Exercise:
Skip every picture and transcribe the remaining material exactly.

======== Exercise materials ========

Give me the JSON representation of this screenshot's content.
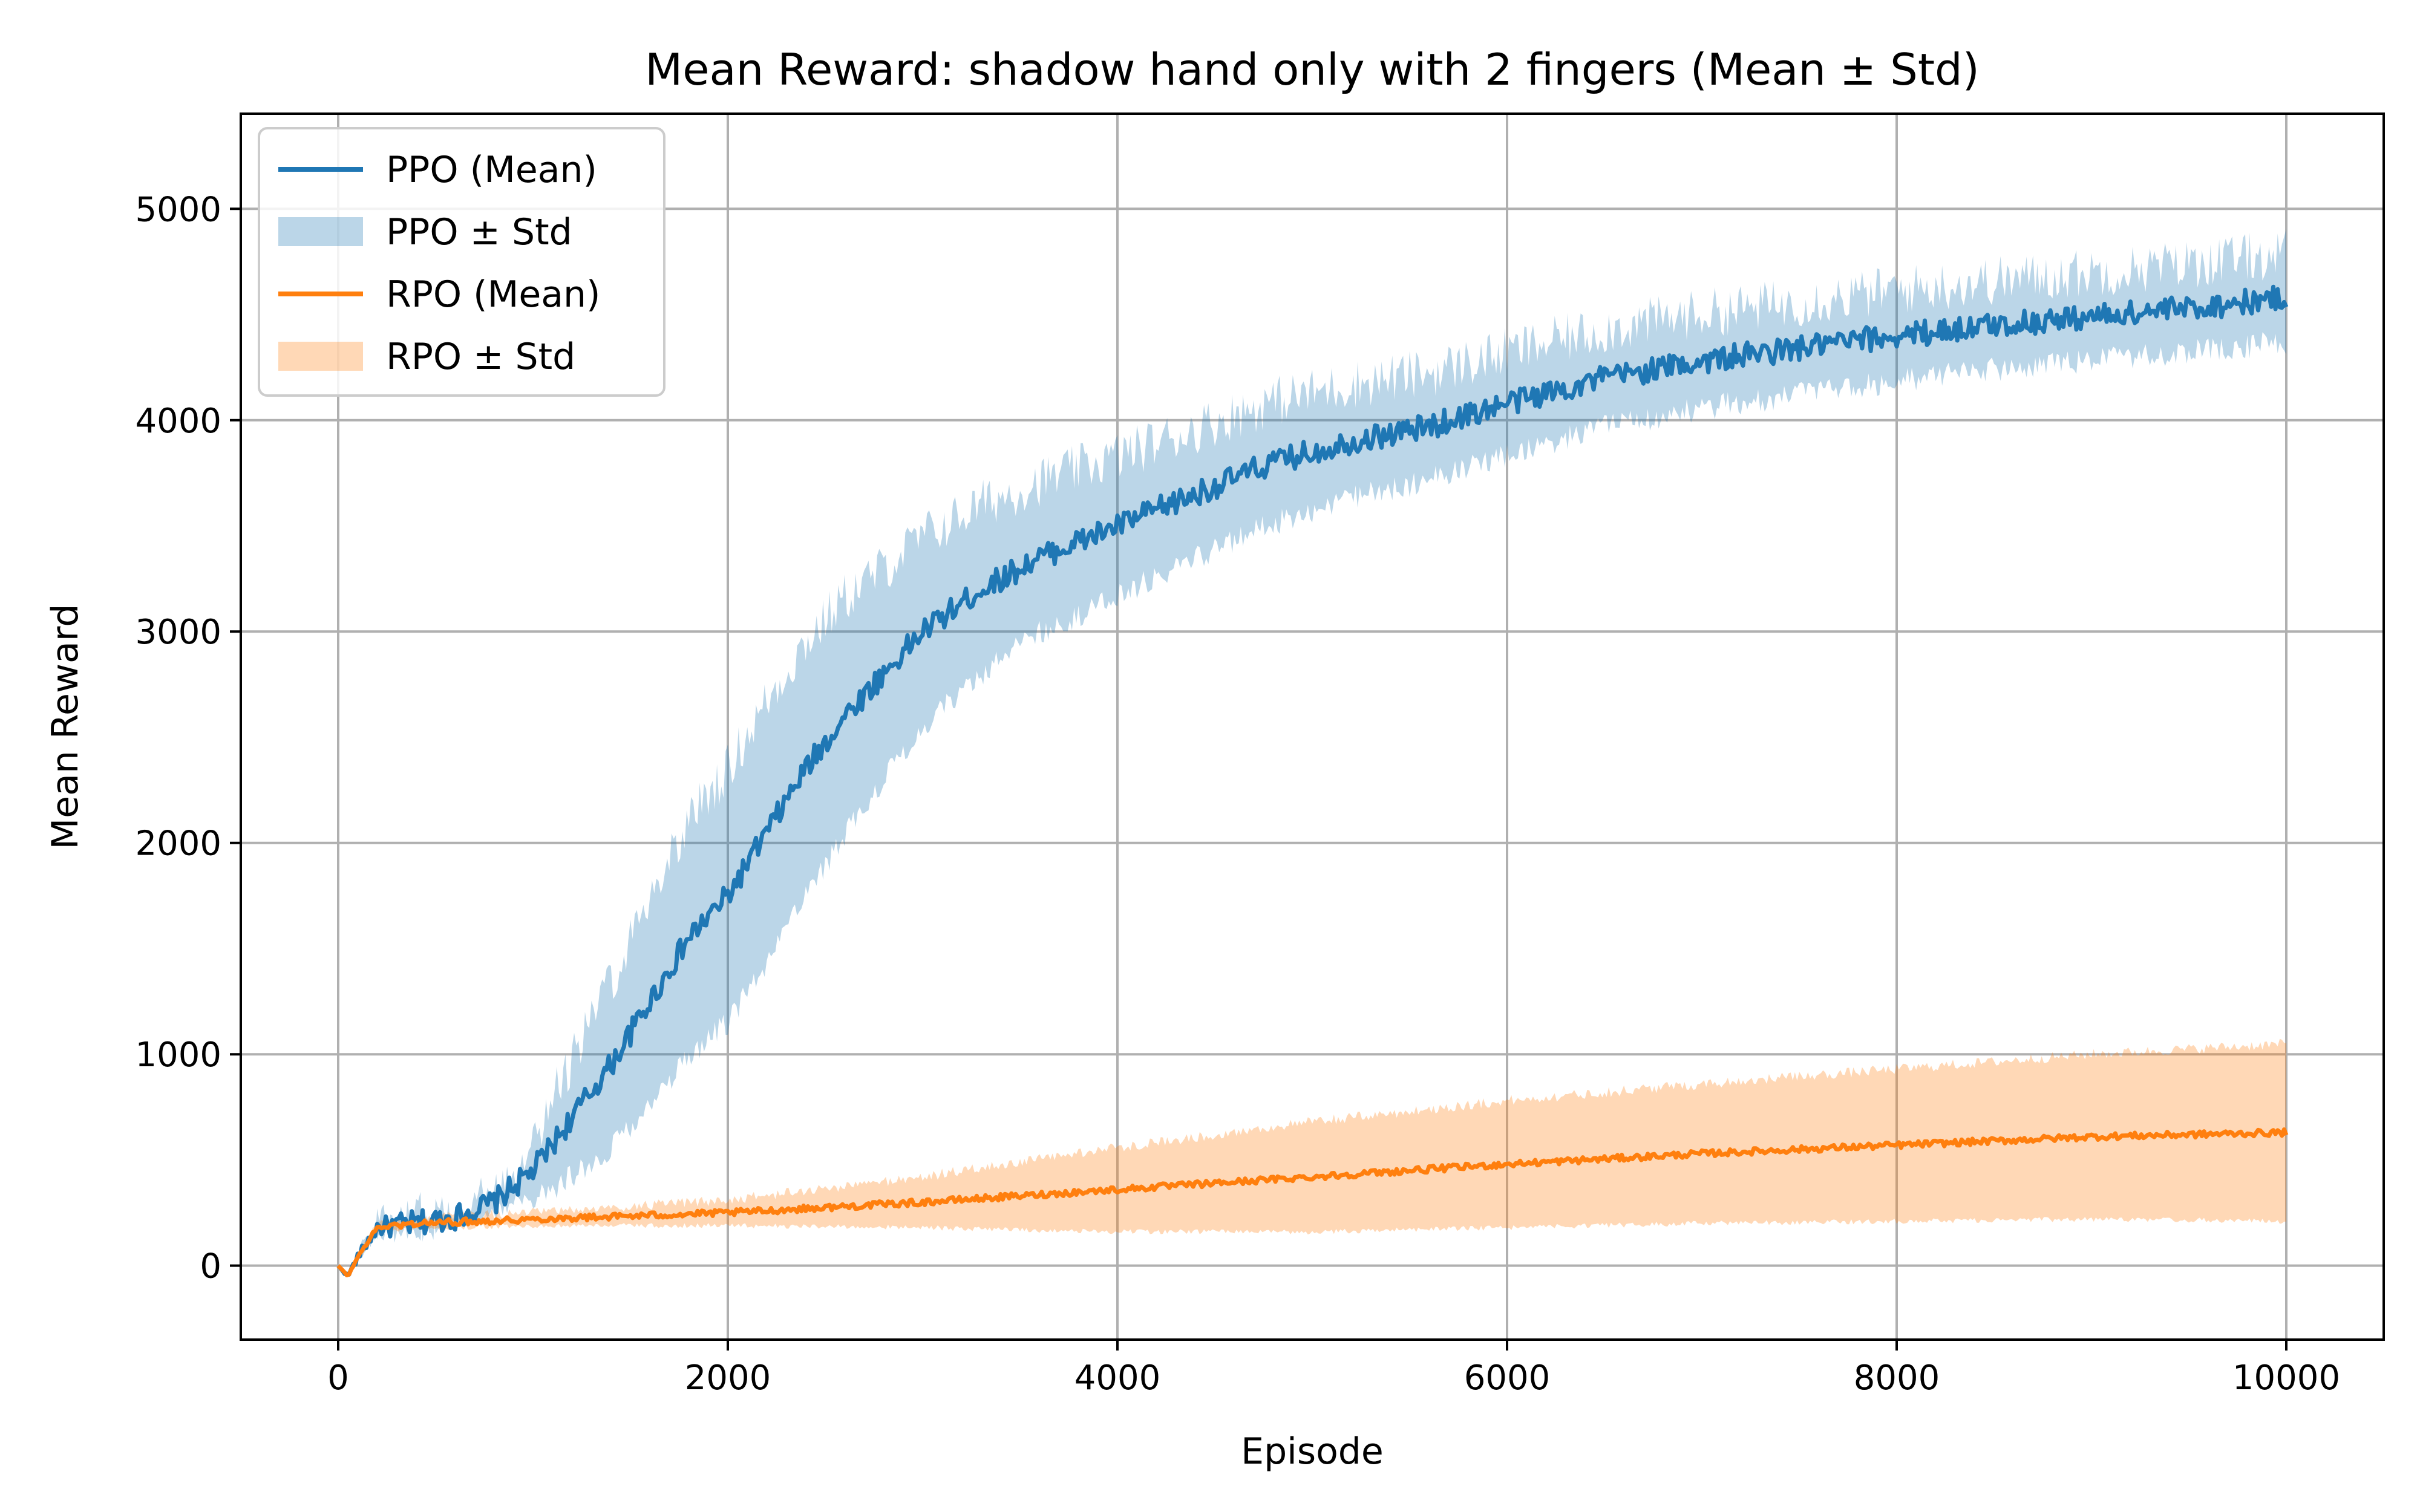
{
  "chart_data": {
    "type": "line",
    "title": "Mean Reward: shadow hand only with 2 fingers (Mean ± Std)",
    "xlabel": "Episode",
    "ylabel": "Mean Reward",
    "xlim": [
      -500,
      10500
    ],
    "ylim": [
      -350,
      5450
    ],
    "xticks": [
      0,
      2000,
      4000,
      6000,
      8000,
      10000
    ],
    "yticks": [
      0,
      1000,
      2000,
      3000,
      4000,
      5000
    ],
    "grid": true,
    "legend_position": "upper-left",
    "legend": [
      "PPO (Mean)",
      "PPO ± Std",
      "RPO (Mean)",
      "RPO ± Std"
    ],
    "colors": {
      "ppo": "#1f77b4",
      "ppo_band": "#1f77b4",
      "rpo": "#ff7f0e",
      "rpo_band": "#ff7f0e"
    },
    "series": [
      {
        "name": "PPO (Mean)",
        "std_label": "PPO ± Std",
        "x": [
          0,
          50,
          100,
          200,
          400,
          600,
          800,
          1000,
          1200,
          1400,
          1600,
          1800,
          2000,
          2200,
          2400,
          2600,
          2800,
          3000,
          3300,
          3600,
          4000,
          4400,
          4800,
          5200,
          5600,
          6000,
          6500,
          7000,
          7500,
          8000,
          8500,
          9000,
          9500,
          10000
        ],
        "mean": [
          0,
          -50,
          40,
          180,
          200,
          230,
          300,
          450,
          700,
          950,
          1250,
          1550,
          1750,
          2050,
          2350,
          2600,
          2800,
          3000,
          3200,
          3350,
          3500,
          3650,
          3800,
          3900,
          3970,
          4080,
          4200,
          4280,
          4340,
          4400,
          4450,
          4490,
          4530,
          4580
        ],
        "std": [
          0,
          10,
          15,
          20,
          25,
          30,
          50,
          150,
          280,
          400,
          500,
          560,
          600,
          620,
          600,
          560,
          500,
          450,
          400,
          360,
          330,
          310,
          290,
          270,
          255,
          240,
          230,
          225,
          220,
          215,
          210,
          210,
          210,
          210
        ]
      },
      {
        "name": "RPO (Mean)",
        "std_label": "RPO ± Std",
        "x": [
          0,
          50,
          100,
          200,
          400,
          1000,
          2000,
          3000,
          4000,
          5000,
          6000,
          7000,
          8000,
          9000,
          10000
        ],
        "mean": [
          0,
          -50,
          40,
          180,
          200,
          220,
          250,
          300,
          360,
          420,
          480,
          530,
          570,
          610,
          630
        ],
        "std": [
          0,
          10,
          15,
          20,
          25,
          30,
          60,
          120,
          200,
          260,
          300,
          330,
          360,
          390,
          420
        ]
      }
    ]
  }
}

========

Solution for this problem:
Give me the JSON representation of this screenshot's content.
{
  "chart_data": {
    "type": "line",
    "title": "Mean Reward: shadow hand only with 2 fingers (Mean ± Std)",
    "xlabel": "Episode",
    "ylabel": "Mean Reward",
    "xlim": [
      -500,
      10500
    ],
    "ylim": [
      -350,
      5450
    ],
    "xticks": [
      0,
      2000,
      4000,
      6000,
      8000,
      10000
    ],
    "yticks": [
      0,
      1000,
      2000,
      3000,
      4000,
      5000
    ],
    "grid": true,
    "legend_position": "upper-left",
    "legend": [
      "PPO (Mean)",
      "PPO ± Std",
      "RPO (Mean)",
      "RPO ± Std"
    ],
    "colors": {
      "ppo": "#1f77b4",
      "ppo_band": "#1f77b4",
      "rpo": "#ff7f0e",
      "rpo_band": "#ff7f0e"
    },
    "series": [
      {
        "name": "PPO (Mean)",
        "std_label": "PPO ± Std",
        "x": [
          0,
          50,
          100,
          200,
          400,
          600,
          800,
          1000,
          1200,
          1400,
          1600,
          1800,
          2000,
          2200,
          2400,
          2600,
          2800,
          3000,
          3300,
          3600,
          4000,
          4400,
          4800,
          5200,
          5600,
          6000,
          6500,
          7000,
          7500,
          8000,
          8500,
          9000,
          9500,
          10000
        ],
        "mean": [
          0,
          -50,
          40,
          180,
          200,
          230,
          300,
          450,
          700,
          950,
          1250,
          1550,
          1750,
          2050,
          2350,
          2600,
          2800,
          3000,
          3200,
          3350,
          3500,
          3650,
          3800,
          3900,
          3970,
          4080,
          4200,
          4280,
          4340,
          4400,
          4450,
          4490,
          4530,
          4580
        ],
        "std": [
          0,
          10,
          15,
          20,
          25,
          30,
          50,
          150,
          280,
          400,
          500,
          560,
          600,
          620,
          600,
          560,
          500,
          450,
          400,
          360,
          330,
          310,
          290,
          270,
          255,
          240,
          230,
          225,
          220,
          215,
          210,
          210,
          210,
          210
        ]
      },
      {
        "name": "RPO (Mean)",
        "std_label": "RPO ± Std",
        "x": [
          0,
          50,
          100,
          200,
          400,
          1000,
          2000,
          3000,
          4000,
          5000,
          6000,
          7000,
          8000,
          9000,
          10000
        ],
        "mean": [
          0,
          -50,
          40,
          180,
          200,
          220,
          250,
          300,
          360,
          420,
          480,
          530,
          570,
          610,
          630
        ],
        "std": [
          0,
          10,
          15,
          20,
          25,
          30,
          60,
          120,
          200,
          260,
          300,
          330,
          360,
          390,
          420
        ]
      }
    ]
  }
}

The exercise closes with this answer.